Compito da svolgere - Riporta solo le righe dei dati dalla riga con "Patent image size: (1304, 969)." fino alla riga con "The camera housing 106 is at (713, 240)." compresa, sostituendo "perspective view" con "top view" e lasciando invariato tutto il resto.

Materiale fornito -
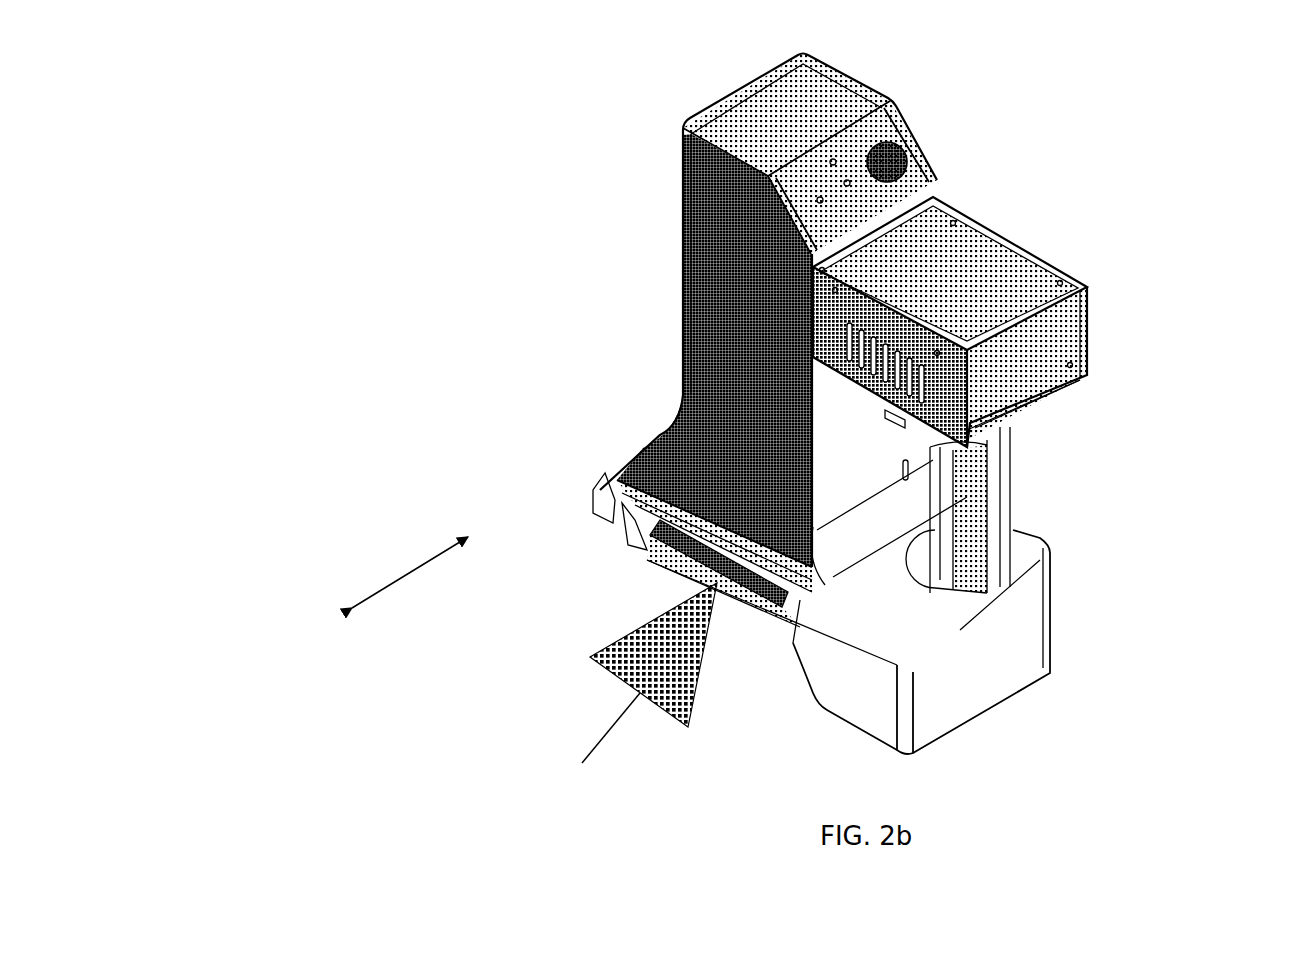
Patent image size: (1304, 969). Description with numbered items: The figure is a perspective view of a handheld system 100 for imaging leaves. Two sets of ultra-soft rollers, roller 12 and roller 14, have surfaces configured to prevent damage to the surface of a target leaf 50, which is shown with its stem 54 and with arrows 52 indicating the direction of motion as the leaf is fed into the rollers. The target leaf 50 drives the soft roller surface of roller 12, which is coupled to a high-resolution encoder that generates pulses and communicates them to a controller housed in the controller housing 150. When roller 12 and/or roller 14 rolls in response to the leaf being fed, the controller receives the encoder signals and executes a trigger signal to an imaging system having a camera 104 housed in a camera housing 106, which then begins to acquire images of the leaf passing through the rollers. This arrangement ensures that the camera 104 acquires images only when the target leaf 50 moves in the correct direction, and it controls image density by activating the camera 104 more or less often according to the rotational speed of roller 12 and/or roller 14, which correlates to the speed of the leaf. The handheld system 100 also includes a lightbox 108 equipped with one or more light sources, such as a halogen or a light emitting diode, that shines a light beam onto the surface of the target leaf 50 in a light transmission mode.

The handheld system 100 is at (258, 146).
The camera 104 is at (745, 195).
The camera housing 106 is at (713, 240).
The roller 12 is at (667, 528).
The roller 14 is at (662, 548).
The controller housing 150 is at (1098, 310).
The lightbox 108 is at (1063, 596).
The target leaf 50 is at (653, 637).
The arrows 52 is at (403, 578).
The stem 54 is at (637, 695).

...

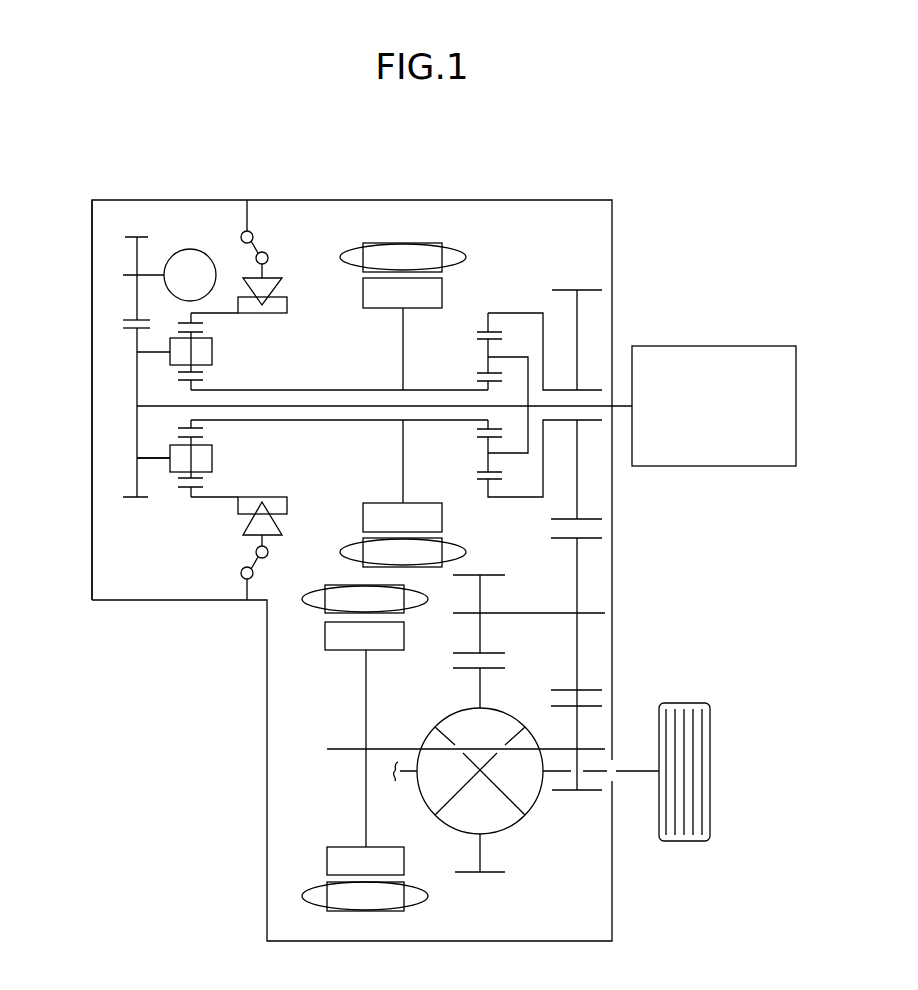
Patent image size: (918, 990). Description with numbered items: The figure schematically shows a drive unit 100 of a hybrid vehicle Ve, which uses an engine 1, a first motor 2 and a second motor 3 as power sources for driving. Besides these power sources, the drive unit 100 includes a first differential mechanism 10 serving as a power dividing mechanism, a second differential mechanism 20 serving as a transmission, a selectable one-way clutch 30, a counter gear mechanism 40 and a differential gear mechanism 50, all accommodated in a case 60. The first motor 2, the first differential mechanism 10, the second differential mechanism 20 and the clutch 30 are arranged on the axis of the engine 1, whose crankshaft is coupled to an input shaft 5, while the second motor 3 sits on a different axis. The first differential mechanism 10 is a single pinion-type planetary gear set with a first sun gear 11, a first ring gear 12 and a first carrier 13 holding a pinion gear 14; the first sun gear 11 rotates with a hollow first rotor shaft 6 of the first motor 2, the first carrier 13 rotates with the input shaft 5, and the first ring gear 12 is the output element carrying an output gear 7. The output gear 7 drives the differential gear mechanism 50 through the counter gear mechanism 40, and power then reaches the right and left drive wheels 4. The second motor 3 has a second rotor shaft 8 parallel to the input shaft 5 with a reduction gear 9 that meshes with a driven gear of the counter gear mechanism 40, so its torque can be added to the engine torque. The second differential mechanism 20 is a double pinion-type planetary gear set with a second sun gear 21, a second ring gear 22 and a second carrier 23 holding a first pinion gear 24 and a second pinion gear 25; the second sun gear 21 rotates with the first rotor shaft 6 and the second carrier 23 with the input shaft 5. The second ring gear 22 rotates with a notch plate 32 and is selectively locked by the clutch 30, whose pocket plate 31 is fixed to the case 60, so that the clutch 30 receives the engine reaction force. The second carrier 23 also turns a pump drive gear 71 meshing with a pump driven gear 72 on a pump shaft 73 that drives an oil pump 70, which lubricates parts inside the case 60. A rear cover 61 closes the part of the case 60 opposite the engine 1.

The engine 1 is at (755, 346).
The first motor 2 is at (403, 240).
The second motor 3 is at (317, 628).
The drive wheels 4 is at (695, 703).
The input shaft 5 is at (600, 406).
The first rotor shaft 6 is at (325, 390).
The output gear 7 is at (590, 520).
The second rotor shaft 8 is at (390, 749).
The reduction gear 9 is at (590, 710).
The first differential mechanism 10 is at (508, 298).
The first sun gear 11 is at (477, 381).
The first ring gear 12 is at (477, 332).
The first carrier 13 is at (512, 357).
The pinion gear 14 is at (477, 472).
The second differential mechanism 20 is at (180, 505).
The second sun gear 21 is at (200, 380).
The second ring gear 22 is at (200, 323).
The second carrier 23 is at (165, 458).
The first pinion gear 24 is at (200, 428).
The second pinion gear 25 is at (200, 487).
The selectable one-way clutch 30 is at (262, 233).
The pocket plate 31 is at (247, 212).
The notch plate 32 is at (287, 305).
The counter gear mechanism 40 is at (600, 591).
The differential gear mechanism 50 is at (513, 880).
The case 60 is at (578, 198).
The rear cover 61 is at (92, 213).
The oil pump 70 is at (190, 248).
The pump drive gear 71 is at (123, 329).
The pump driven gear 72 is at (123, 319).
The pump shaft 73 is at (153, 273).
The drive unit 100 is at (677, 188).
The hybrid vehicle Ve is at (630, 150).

Risposta completa -
Patent image size: (1304, 969). Description with numbered items: The figure is a top view of a handheld system 100 for imaging leaves. Two sets of ultra-soft rollers, roller 12 and roller 14, have surfaces configured to prevent damage to the surface of a target leaf 50, which is shown with its stem 54 and with arrows 52 indicating the direction of motion as the leaf is fed into the rollers. The target leaf 50 drives the soft roller surface of roller 12, which is coupled to a high-resolution encoder that generates pulses and communicates them to a controller housed in the controller housing 150. When roller 12 and/or roller 14 rolls in response to the leaf being fed, the controller receives the encoder signals and executes a trigger signal to an imaging system having a camera 104 housed in a camera housing 106, which then begins to acquire images of the leaf passing through the rollers. This arrangement ensures that the camera 104 acquires images only when the target leaf 50 moves in the correct direction, and it controls image density by activating the camera 104 more or less often according to the rotational speed of roller 12 and/or roller 14, which correlates to the speed of the leaf. The handheld system 100 also includes a lightbox 108 equipped with one or more light sources, such as a halogen or a light emitting diode, that shines a light beam onto the surface of the target leaf 50 in a light transmission mode.

The handheld system 100 is at (258, 146).
The camera 104 is at (745, 195).
The camera housing 106 is at (713, 240).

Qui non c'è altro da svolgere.